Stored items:
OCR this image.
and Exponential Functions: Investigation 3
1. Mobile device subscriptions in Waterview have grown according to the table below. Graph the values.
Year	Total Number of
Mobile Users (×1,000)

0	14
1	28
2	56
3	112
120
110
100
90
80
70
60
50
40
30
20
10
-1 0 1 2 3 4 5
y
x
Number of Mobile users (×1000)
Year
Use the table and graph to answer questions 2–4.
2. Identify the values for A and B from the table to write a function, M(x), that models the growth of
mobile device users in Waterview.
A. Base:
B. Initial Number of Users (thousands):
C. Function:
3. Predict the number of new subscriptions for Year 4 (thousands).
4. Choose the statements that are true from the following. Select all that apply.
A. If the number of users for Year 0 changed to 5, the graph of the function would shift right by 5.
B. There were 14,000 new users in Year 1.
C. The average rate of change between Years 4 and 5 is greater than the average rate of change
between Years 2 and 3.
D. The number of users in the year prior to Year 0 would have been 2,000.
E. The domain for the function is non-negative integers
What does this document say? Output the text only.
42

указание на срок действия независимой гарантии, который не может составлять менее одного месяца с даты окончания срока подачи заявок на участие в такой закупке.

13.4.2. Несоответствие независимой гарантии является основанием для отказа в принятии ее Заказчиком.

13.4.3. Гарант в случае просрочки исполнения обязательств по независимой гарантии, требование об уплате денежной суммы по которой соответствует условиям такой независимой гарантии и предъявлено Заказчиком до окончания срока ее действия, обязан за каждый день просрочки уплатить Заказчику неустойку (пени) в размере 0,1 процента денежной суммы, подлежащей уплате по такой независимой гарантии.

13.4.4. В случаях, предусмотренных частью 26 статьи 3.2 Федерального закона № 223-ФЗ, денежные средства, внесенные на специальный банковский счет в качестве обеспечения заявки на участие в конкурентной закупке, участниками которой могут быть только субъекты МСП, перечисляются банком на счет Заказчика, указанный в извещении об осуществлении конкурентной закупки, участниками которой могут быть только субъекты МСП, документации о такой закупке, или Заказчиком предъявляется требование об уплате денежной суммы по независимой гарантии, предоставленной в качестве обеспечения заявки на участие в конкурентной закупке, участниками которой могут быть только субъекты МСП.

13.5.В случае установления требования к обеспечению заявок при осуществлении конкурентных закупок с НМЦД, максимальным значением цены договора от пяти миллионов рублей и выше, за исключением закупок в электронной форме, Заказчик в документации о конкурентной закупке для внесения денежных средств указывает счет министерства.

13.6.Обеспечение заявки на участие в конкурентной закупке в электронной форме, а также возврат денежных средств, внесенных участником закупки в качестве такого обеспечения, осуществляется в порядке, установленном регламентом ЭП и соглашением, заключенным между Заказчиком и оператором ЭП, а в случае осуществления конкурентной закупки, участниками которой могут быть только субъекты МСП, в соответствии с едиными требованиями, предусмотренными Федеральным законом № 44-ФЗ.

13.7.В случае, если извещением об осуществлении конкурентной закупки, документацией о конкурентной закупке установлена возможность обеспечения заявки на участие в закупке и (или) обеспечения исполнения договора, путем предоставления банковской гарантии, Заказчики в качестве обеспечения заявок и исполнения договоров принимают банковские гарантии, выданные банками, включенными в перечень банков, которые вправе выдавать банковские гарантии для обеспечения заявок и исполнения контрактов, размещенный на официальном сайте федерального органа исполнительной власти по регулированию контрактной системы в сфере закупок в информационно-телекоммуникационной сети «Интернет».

**Written exercise**
For each line above that contains the word "thousands", copy that line.

**Answer in full**
B. Initial Number of Users (thousands):
3. Predict the number of new subscriptions for Year 4 (thousands).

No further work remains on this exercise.